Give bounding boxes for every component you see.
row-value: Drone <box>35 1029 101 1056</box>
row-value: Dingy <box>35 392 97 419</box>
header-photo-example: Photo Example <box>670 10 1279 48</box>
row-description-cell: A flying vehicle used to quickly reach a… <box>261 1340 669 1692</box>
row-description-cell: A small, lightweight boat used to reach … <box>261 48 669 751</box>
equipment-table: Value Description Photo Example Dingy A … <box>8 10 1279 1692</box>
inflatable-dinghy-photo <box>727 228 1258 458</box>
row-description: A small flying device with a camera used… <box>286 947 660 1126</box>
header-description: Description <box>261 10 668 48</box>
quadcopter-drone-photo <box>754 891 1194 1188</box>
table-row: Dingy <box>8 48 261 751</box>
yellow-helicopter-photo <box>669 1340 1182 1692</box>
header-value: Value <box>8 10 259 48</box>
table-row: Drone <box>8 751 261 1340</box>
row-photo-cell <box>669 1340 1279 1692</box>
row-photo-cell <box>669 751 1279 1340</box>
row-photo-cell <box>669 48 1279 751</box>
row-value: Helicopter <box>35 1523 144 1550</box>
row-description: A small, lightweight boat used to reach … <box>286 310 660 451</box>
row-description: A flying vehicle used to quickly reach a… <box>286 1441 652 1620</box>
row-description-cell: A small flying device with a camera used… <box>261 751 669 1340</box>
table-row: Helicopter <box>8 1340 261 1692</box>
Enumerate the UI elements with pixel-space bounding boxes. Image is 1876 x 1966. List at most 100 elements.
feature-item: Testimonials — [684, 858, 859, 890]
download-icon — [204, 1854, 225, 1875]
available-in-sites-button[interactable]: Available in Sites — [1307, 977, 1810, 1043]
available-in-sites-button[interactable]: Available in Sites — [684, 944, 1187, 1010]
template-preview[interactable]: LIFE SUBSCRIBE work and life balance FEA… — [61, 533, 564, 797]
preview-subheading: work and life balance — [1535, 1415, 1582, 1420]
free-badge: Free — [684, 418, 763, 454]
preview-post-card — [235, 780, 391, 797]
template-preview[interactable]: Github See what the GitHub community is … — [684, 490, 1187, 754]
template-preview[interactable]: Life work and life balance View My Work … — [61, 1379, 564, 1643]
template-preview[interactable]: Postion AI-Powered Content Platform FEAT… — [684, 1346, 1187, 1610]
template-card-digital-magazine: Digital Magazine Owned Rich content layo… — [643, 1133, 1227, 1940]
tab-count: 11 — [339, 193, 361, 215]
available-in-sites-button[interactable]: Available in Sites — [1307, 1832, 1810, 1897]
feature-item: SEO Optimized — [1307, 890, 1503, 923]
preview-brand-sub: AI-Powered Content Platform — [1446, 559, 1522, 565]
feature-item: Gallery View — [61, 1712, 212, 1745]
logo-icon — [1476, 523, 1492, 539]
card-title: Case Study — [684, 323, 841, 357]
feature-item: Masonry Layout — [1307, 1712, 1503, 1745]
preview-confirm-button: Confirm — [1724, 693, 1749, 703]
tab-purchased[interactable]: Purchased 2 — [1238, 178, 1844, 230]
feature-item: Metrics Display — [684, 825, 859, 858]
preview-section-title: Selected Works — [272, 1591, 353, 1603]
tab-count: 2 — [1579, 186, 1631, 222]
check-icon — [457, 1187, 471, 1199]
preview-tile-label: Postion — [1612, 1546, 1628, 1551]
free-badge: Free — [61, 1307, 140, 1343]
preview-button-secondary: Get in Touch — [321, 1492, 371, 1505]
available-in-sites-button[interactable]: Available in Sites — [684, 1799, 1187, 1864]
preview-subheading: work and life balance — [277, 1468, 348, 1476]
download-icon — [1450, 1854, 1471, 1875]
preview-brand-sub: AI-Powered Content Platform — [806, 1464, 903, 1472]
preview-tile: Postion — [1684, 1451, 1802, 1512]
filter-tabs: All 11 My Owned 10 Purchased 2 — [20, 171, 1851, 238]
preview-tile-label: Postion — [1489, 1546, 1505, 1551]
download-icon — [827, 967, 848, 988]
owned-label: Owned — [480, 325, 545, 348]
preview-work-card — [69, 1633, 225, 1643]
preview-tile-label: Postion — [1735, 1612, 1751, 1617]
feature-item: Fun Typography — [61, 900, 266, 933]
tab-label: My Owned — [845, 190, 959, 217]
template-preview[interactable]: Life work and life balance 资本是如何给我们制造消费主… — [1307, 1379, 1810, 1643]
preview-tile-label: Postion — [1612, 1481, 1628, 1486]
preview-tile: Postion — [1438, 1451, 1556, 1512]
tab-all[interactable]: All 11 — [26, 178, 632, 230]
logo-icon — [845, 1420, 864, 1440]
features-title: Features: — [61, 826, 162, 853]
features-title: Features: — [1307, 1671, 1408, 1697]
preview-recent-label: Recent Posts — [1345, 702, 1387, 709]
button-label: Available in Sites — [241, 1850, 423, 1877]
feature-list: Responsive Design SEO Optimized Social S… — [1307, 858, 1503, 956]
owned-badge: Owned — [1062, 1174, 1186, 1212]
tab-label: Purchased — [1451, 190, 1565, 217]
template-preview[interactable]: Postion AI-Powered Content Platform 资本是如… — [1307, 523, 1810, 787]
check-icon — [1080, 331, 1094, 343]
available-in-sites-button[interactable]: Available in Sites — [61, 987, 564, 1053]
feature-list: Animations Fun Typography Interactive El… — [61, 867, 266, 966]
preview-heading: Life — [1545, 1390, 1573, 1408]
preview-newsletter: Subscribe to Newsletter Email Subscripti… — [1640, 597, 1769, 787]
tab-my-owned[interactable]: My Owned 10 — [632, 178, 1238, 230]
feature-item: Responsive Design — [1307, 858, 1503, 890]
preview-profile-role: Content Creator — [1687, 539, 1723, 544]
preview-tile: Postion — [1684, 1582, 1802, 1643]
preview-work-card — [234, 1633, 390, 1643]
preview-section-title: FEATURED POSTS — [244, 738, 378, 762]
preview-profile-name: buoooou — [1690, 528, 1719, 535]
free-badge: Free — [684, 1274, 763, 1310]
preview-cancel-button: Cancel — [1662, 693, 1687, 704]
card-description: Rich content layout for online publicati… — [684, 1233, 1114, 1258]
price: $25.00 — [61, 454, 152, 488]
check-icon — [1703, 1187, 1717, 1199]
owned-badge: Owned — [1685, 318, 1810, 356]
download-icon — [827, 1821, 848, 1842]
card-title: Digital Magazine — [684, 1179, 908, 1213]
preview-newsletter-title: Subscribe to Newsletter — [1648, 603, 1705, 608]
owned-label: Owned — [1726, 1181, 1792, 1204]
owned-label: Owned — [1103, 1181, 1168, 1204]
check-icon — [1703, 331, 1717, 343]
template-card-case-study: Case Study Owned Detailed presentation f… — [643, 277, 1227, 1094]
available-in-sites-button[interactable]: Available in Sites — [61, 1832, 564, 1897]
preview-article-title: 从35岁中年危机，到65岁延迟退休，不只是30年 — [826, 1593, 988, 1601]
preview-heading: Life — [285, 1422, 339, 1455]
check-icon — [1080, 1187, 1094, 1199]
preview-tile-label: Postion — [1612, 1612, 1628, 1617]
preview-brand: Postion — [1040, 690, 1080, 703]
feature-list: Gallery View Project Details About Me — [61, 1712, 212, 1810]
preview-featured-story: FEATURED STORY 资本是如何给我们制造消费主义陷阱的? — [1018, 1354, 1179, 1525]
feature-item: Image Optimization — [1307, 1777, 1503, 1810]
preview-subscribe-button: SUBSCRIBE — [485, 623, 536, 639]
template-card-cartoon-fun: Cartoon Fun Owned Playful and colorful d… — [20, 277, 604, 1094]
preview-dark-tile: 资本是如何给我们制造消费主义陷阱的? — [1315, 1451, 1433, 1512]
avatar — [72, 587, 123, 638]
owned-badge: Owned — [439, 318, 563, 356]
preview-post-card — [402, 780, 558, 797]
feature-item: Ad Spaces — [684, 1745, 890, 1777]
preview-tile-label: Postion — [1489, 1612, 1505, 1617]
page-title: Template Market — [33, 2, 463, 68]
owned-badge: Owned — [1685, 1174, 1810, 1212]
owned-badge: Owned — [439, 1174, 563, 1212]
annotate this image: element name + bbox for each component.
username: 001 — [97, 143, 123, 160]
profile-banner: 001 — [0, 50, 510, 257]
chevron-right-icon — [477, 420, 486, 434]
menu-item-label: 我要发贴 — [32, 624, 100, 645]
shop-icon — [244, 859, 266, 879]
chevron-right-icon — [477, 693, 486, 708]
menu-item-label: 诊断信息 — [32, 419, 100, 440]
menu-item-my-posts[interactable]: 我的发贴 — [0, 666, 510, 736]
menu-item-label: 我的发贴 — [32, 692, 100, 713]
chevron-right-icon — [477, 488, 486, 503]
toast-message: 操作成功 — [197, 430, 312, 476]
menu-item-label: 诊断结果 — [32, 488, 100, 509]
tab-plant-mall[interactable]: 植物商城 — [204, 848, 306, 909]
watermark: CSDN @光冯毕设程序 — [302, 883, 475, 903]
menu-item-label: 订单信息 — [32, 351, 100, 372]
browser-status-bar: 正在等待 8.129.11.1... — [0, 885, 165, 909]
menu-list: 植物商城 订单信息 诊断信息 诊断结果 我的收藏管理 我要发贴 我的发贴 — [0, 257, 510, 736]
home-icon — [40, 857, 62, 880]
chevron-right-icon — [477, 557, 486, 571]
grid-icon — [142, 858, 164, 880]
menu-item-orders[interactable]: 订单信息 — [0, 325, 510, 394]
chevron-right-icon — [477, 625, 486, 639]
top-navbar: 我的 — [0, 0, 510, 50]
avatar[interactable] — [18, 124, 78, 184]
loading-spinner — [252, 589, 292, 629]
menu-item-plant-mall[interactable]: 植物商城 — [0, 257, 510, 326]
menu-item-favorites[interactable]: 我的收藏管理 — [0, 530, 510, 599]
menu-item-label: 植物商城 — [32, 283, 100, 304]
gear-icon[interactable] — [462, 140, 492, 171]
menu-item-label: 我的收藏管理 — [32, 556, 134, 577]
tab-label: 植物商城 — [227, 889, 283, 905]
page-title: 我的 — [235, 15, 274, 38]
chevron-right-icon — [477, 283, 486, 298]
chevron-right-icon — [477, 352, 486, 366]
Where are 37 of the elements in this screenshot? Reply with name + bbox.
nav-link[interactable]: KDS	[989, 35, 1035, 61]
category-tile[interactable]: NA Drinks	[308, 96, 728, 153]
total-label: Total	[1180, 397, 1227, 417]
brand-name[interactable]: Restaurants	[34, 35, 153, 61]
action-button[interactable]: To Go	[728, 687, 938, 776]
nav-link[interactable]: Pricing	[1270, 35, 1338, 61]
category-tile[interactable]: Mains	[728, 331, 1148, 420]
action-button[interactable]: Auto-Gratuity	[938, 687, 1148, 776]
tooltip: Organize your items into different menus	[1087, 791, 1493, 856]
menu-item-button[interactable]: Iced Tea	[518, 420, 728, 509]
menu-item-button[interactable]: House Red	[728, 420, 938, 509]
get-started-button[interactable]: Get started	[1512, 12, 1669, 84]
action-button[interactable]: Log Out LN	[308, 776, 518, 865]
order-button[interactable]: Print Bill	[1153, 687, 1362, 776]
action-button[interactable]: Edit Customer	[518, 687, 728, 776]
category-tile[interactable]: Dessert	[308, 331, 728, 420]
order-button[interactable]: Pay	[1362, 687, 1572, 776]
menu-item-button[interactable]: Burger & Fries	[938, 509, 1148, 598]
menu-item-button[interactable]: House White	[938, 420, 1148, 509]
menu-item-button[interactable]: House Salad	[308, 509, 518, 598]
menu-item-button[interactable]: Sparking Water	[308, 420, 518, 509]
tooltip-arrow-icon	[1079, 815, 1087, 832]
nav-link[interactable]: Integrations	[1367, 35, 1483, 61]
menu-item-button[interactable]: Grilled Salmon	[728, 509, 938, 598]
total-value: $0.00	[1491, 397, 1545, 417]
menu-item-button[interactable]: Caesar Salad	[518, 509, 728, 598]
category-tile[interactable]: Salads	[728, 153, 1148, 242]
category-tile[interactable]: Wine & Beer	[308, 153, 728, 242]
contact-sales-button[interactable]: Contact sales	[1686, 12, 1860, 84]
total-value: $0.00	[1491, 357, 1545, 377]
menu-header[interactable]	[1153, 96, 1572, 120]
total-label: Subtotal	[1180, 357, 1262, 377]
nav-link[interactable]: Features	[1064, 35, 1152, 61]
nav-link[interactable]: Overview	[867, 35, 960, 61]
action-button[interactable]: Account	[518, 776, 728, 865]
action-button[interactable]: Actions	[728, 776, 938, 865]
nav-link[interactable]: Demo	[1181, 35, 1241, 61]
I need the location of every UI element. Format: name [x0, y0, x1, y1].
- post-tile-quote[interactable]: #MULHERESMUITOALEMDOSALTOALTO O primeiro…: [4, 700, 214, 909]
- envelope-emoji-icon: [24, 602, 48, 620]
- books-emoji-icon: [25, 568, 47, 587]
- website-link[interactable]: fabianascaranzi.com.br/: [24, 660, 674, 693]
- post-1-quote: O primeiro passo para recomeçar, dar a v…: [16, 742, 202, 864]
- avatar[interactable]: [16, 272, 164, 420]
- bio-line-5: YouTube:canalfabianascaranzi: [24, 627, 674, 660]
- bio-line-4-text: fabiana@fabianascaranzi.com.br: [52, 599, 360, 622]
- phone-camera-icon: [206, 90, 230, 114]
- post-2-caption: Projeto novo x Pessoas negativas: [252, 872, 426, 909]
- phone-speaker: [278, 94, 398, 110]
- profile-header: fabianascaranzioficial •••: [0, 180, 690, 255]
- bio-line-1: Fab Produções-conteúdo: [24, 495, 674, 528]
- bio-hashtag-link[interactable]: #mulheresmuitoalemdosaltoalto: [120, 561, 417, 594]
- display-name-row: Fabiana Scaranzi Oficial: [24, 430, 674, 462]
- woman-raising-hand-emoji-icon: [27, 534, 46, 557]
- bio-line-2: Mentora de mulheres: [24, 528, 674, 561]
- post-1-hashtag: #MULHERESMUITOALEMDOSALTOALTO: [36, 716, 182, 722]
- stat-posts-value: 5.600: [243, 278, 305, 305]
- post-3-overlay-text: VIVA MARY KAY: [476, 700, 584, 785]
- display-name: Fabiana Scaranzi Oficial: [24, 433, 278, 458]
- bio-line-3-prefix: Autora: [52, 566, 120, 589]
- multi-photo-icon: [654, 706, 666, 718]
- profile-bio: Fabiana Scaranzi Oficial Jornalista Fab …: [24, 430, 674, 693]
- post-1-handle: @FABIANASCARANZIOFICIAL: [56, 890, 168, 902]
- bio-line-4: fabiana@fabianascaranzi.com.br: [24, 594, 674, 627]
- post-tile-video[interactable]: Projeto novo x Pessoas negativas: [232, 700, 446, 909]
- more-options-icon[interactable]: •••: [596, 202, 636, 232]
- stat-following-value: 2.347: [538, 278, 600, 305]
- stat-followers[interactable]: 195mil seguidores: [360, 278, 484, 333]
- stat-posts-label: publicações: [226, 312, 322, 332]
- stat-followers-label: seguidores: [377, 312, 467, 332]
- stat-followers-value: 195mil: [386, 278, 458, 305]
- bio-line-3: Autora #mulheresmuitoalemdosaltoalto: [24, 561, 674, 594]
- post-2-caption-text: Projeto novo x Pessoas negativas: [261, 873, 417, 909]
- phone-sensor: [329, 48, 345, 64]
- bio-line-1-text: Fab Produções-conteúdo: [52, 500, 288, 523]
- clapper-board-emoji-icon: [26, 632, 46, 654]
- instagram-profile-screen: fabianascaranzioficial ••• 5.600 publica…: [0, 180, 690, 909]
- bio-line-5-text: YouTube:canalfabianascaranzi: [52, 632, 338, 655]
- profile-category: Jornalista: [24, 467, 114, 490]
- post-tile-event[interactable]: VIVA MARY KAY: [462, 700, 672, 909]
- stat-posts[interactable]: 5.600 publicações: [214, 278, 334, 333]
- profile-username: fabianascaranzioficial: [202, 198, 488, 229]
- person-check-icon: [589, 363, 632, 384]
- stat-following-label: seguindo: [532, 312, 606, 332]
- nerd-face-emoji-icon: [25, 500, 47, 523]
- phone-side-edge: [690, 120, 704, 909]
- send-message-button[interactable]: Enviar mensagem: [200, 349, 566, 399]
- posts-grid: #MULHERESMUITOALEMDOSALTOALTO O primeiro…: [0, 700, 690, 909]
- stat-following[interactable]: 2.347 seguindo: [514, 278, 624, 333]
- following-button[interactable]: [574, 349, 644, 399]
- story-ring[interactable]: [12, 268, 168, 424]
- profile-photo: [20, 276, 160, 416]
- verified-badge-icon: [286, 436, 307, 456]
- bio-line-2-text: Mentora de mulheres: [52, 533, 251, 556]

★ ★ ★ ★ ★

EXERCISE DIRECTIONS - Retype the rows above exactly, starting at the first row and ending at the row containing "feature-item: Testimonials —".

EXERCISE OUTPUT -
Give bounding boxes for every component you see.
row-value: Drone <box>35 1029 101 1056</box>
row-value: Dingy <box>35 392 97 419</box>
header-photo-example: Photo Example <box>670 10 1279 48</box>
row-description-cell: A flying vehicle used to quickly reach a… <box>261 1340 669 1692</box>
row-description-cell: A small, lightweight boat used to reach … <box>261 48 669 751</box>
equipment-table: Value Description Photo Example Dingy A … <box>8 10 1279 1692</box>
inflatable-dinghy-photo <box>727 228 1258 458</box>
row-description: A small flying device with a camera used… <box>286 947 660 1126</box>
header-description: Description <box>261 10 668 48</box>
quadcopter-drone-photo <box>754 891 1194 1188</box>
table-row: Dingy <box>8 48 261 751</box>
yellow-helicopter-photo <box>669 1340 1182 1692</box>
header-value: Value <box>8 10 259 48</box>
table-row: Drone <box>8 751 261 1340</box>
row-photo-cell <box>669 1340 1279 1692</box>
row-photo-cell <box>669 751 1279 1340</box>
row-photo-cell <box>669 48 1279 751</box>
row-value: Helicopter <box>35 1523 144 1550</box>
row-description: A small, lightweight boat used to reach … <box>286 310 660 451</box>
row-description: A flying vehicle used to quickly reach a… <box>286 1441 652 1620</box>
row-description-cell: A small flying device with a camera used… <box>261 751 669 1340</box>
table-row: Helicopter <box>8 1340 261 1692</box>
Enumerate the UI elements with pixel-space bounding boxes. Image is 1876 x 1966. List at most 100 elements.
feature-item: Testimonials — [684, 858, 859, 890]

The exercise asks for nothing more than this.